Start
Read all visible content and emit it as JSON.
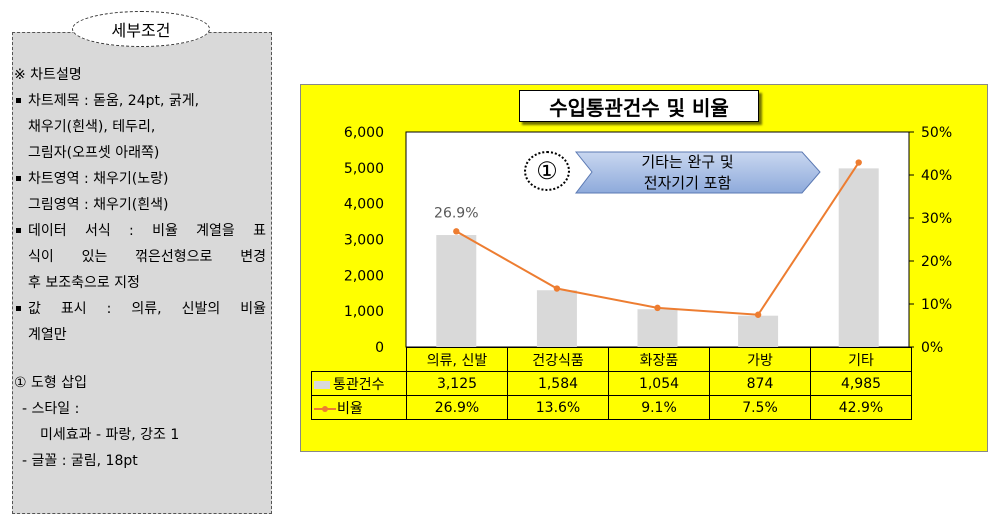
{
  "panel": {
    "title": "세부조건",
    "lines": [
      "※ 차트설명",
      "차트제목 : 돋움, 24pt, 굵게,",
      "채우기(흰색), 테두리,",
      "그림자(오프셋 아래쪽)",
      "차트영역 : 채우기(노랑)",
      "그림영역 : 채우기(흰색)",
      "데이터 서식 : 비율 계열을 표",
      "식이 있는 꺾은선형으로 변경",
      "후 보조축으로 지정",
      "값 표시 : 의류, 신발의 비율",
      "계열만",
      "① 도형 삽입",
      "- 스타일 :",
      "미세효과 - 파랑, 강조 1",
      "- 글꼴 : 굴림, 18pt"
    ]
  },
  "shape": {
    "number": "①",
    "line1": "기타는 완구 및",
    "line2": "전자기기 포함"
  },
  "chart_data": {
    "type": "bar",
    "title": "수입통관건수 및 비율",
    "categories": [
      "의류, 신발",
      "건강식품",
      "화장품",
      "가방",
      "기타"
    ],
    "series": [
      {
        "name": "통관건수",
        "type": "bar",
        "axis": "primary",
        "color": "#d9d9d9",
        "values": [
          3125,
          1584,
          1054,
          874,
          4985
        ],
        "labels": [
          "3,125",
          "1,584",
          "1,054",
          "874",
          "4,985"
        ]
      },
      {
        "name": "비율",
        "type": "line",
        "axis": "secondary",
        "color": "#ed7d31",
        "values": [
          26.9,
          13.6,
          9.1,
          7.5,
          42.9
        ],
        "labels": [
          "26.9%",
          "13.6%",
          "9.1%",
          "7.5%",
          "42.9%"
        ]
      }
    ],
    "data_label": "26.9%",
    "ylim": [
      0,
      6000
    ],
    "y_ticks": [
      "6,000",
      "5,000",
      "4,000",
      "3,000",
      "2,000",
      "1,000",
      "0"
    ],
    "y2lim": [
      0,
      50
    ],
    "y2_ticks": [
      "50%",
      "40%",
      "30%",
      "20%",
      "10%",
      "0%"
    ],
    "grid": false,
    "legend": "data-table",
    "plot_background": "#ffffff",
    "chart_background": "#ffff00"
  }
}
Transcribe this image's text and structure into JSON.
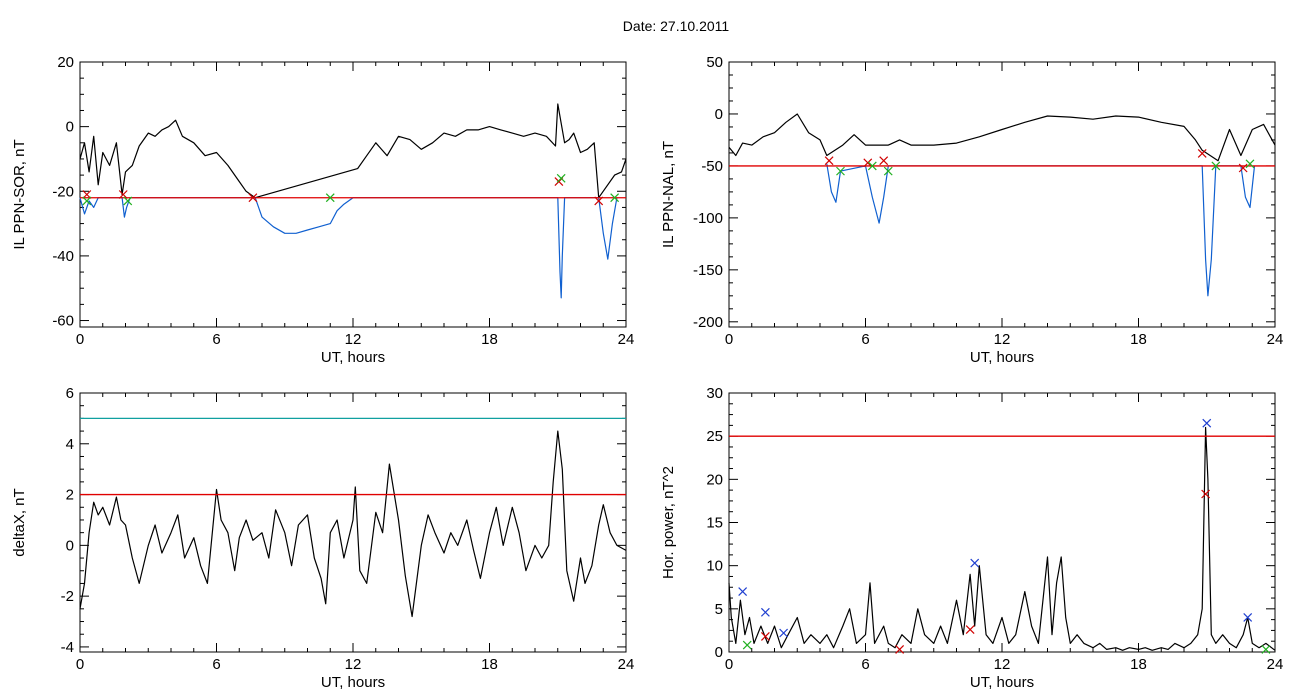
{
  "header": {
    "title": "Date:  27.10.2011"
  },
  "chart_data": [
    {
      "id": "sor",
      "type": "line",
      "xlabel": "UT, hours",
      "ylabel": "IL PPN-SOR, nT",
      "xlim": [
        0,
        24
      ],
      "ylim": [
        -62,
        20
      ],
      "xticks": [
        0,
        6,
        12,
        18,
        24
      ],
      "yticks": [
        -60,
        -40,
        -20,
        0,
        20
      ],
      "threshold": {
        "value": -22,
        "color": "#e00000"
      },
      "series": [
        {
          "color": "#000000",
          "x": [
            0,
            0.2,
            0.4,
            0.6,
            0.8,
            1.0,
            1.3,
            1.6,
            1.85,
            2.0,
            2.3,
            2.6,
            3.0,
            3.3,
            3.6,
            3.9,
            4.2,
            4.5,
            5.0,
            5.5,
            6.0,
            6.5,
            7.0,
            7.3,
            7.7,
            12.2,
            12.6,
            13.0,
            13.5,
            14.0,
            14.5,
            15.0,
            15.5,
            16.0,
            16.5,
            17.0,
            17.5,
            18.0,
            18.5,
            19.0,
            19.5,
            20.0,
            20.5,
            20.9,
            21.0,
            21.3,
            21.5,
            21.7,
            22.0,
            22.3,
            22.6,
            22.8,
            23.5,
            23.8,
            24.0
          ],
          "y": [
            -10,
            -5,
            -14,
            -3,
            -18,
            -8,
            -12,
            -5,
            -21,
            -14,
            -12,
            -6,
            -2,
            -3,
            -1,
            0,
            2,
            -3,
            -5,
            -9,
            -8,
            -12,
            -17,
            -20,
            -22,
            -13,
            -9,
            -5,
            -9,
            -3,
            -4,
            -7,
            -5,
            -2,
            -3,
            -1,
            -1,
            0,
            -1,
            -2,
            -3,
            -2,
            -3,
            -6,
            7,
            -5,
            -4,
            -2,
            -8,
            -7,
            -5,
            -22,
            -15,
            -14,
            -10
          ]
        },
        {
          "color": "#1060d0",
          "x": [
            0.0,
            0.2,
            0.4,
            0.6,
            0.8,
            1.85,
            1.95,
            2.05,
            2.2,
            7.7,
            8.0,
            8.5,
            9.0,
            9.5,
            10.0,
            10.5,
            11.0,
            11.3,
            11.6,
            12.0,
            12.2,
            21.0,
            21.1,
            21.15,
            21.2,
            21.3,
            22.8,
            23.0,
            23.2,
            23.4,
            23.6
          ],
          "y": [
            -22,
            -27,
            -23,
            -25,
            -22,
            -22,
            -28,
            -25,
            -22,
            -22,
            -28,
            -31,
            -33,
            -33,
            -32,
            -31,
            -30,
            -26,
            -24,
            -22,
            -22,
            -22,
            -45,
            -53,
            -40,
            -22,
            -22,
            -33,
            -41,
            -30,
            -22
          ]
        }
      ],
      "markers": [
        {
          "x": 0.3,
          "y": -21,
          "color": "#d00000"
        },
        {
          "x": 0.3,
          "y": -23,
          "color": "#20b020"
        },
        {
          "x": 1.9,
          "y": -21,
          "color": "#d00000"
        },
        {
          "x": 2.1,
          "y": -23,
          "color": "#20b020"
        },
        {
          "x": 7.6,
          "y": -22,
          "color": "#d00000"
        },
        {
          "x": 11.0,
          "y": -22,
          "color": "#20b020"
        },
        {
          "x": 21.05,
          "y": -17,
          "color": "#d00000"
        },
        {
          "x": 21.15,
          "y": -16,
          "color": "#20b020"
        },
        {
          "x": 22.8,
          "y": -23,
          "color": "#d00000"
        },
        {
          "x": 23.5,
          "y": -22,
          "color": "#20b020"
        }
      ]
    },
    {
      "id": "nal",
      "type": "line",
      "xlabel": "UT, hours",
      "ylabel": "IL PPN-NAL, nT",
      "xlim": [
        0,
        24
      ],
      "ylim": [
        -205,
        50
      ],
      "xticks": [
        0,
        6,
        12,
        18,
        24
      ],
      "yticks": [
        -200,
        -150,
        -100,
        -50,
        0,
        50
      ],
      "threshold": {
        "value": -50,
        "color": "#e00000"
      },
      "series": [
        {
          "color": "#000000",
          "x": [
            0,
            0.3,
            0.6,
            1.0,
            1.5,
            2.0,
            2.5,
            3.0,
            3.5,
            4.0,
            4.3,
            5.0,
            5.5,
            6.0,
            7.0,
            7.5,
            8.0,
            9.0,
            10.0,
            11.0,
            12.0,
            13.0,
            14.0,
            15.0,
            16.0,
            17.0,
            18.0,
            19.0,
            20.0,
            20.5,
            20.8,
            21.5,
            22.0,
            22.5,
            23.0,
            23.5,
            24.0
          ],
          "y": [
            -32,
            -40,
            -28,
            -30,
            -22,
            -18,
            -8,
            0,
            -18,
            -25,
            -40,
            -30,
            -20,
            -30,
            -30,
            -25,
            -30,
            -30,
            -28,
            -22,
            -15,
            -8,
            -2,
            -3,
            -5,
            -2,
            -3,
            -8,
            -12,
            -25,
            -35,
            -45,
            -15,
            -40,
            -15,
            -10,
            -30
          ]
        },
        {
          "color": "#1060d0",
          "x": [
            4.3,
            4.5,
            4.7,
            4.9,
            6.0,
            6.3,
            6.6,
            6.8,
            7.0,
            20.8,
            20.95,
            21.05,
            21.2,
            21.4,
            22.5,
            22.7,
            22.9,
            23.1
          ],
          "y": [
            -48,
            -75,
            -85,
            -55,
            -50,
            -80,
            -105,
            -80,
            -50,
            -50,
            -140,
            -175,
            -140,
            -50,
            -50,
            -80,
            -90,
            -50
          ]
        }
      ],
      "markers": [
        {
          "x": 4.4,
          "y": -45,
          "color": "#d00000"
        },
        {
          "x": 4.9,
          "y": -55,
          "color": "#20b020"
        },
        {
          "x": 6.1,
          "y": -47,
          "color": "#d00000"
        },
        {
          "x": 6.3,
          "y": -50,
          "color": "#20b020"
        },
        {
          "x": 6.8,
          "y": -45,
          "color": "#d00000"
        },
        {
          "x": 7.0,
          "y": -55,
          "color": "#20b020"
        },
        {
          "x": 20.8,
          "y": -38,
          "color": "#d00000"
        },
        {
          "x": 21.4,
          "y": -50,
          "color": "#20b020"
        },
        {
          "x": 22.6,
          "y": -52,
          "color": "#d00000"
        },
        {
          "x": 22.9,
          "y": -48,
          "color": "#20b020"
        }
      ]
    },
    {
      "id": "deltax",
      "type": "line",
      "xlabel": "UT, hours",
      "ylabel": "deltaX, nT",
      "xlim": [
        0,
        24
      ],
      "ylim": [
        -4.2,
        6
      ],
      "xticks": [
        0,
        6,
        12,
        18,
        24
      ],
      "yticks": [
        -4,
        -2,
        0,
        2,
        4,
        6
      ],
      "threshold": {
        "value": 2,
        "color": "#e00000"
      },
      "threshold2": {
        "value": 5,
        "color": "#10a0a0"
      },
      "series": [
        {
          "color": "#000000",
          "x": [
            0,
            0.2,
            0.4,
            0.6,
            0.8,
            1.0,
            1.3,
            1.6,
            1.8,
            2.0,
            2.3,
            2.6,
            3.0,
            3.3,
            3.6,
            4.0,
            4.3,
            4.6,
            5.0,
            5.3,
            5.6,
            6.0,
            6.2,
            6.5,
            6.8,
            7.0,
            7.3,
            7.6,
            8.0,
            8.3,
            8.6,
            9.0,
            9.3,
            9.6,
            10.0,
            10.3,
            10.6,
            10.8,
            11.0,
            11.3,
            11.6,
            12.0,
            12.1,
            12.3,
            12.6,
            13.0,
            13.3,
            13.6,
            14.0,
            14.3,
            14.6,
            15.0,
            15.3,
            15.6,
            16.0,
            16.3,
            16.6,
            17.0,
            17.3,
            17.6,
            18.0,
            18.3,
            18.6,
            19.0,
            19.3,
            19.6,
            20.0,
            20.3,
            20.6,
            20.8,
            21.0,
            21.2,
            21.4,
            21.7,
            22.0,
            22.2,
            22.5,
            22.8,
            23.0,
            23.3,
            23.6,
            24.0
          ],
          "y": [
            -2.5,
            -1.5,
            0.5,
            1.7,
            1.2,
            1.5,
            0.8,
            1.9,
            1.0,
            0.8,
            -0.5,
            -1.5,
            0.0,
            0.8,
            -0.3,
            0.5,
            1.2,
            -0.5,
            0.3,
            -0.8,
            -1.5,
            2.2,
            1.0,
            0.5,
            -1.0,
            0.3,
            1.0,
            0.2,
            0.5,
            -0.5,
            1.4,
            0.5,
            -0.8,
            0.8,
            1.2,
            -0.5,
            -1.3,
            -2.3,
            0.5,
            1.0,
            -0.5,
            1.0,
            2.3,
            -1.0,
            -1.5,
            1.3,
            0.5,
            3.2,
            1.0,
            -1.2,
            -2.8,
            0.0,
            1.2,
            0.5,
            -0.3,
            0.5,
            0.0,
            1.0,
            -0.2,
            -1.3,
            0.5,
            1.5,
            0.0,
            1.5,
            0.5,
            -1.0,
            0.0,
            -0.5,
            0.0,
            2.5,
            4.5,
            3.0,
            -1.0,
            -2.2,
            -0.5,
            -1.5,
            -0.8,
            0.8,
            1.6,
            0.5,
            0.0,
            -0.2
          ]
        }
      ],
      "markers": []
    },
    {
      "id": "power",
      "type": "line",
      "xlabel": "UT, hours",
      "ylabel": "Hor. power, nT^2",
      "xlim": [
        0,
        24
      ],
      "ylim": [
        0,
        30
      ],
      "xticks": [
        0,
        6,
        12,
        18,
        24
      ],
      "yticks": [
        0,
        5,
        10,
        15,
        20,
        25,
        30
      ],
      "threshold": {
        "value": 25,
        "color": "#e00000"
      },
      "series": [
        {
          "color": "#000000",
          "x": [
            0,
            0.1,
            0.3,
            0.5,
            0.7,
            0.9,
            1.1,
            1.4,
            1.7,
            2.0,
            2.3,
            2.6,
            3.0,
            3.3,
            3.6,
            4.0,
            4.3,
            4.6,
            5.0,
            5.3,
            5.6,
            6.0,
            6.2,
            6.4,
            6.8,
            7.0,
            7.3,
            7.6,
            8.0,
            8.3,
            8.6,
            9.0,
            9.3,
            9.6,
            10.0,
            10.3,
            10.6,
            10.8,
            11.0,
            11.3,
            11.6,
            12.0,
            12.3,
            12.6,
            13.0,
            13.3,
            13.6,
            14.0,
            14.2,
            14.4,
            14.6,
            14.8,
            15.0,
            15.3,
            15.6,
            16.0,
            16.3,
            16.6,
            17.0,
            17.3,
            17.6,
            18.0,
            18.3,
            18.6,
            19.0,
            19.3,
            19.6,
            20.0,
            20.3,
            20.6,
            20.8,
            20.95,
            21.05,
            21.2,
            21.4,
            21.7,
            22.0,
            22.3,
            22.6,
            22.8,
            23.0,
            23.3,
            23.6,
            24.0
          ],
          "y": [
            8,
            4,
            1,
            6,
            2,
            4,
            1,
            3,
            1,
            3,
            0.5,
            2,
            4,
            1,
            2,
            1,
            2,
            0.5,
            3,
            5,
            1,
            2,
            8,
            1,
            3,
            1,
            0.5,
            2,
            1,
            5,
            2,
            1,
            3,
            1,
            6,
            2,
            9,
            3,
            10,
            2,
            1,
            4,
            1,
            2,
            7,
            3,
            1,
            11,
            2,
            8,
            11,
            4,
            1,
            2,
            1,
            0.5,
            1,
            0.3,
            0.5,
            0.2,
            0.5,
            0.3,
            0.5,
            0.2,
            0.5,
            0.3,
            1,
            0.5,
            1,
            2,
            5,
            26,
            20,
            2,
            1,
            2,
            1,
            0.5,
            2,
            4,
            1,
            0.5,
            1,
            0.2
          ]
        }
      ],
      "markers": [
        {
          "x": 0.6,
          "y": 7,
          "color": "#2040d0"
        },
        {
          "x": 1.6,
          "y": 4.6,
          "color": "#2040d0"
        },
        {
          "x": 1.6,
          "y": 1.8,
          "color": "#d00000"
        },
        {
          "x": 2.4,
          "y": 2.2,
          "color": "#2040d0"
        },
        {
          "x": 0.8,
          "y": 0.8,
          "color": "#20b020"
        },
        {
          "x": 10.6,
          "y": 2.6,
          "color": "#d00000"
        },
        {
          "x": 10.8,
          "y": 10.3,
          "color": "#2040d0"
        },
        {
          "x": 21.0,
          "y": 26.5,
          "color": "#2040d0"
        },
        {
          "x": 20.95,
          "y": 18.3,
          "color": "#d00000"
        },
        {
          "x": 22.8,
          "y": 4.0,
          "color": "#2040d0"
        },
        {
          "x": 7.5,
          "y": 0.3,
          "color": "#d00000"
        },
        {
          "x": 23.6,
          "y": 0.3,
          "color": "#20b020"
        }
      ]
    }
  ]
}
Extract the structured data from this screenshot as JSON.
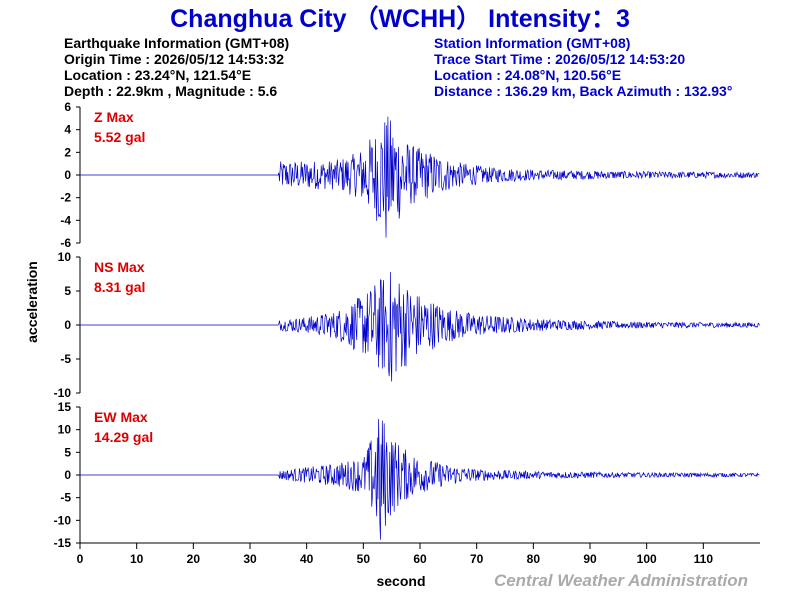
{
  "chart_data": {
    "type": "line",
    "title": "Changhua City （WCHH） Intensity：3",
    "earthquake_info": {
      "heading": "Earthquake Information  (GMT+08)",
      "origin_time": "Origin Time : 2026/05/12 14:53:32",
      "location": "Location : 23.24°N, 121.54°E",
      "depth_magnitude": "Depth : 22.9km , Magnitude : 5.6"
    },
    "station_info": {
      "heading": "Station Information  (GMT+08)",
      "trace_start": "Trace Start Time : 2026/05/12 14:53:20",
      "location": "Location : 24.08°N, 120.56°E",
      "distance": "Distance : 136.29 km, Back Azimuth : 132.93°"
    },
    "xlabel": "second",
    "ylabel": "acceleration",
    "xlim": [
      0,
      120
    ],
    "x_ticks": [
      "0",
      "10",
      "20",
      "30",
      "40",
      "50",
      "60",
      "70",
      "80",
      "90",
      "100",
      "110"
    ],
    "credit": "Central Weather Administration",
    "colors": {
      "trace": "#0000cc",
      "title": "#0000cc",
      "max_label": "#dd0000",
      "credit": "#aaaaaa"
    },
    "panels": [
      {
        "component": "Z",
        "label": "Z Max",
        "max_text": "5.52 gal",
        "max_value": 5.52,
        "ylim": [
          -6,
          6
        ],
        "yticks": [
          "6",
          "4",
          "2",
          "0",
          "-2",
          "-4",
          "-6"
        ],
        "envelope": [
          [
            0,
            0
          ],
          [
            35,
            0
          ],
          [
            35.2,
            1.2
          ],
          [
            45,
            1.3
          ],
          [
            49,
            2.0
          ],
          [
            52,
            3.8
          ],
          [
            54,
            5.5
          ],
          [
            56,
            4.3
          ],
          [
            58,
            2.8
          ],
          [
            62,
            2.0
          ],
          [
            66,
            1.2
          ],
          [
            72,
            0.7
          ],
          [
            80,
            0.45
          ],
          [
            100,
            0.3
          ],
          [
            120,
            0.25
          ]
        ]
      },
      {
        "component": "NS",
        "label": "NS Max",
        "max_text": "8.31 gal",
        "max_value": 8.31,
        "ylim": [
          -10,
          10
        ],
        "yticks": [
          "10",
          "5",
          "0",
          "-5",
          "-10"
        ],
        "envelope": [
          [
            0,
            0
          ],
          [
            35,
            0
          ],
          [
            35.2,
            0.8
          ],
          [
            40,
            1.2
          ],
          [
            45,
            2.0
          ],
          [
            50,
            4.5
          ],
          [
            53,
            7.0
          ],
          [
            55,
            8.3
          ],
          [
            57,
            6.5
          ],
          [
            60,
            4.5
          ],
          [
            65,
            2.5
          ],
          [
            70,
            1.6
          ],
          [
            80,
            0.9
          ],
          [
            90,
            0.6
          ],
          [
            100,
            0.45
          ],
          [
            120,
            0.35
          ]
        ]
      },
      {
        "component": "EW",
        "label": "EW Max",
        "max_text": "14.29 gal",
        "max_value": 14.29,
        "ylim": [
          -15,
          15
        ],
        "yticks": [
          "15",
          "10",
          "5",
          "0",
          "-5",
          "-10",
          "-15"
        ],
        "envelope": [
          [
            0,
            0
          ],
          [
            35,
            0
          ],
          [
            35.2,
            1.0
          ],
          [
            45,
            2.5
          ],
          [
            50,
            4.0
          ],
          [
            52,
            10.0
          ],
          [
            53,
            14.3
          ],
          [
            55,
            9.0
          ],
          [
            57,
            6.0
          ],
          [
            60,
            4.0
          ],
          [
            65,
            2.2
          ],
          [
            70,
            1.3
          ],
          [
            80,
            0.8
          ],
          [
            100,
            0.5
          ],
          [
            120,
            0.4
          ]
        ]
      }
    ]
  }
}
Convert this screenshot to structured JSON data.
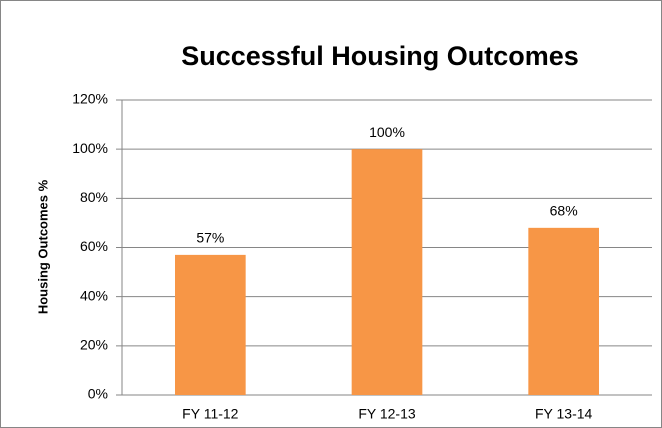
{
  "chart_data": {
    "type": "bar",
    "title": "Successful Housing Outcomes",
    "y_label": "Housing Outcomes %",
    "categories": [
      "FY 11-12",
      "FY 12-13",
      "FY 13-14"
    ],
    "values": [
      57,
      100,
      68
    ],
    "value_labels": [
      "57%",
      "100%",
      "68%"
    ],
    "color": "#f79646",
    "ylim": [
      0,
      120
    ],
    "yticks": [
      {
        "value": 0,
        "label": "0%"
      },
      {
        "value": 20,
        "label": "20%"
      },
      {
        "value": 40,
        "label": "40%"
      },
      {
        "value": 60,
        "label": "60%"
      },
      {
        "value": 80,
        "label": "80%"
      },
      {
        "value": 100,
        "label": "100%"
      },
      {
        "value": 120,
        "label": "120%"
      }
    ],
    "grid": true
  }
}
End
### [Aim]
Your output should consist solely of the lines from the line containing "Convert this screenshot" through the end of the data above, copied exactly, with images removed.

### [Answer to this exercise]
Convert this screenshot to structured JSON data.
{
  "chart_data": {
    "type": "bar",
    "title": "Successful Housing Outcomes",
    "y_label": "Housing Outcomes %",
    "categories": [
      "FY 11-12",
      "FY 12-13",
      "FY 13-14"
    ],
    "values": [
      57,
      100,
      68
    ],
    "value_labels": [
      "57%",
      "100%",
      "68%"
    ],
    "color": "#f79646",
    "ylim": [
      0,
      120
    ],
    "yticks": [
      {
        "value": 0,
        "label": "0%"
      },
      {
        "value": 20,
        "label": "20%"
      },
      {
        "value": 40,
        "label": "40%"
      },
      {
        "value": 60,
        "label": "60%"
      },
      {
        "value": 80,
        "label": "80%"
      },
      {
        "value": 100,
        "label": "100%"
      },
      {
        "value": 120,
        "label": "120%"
      }
    ],
    "grid": true
  }
}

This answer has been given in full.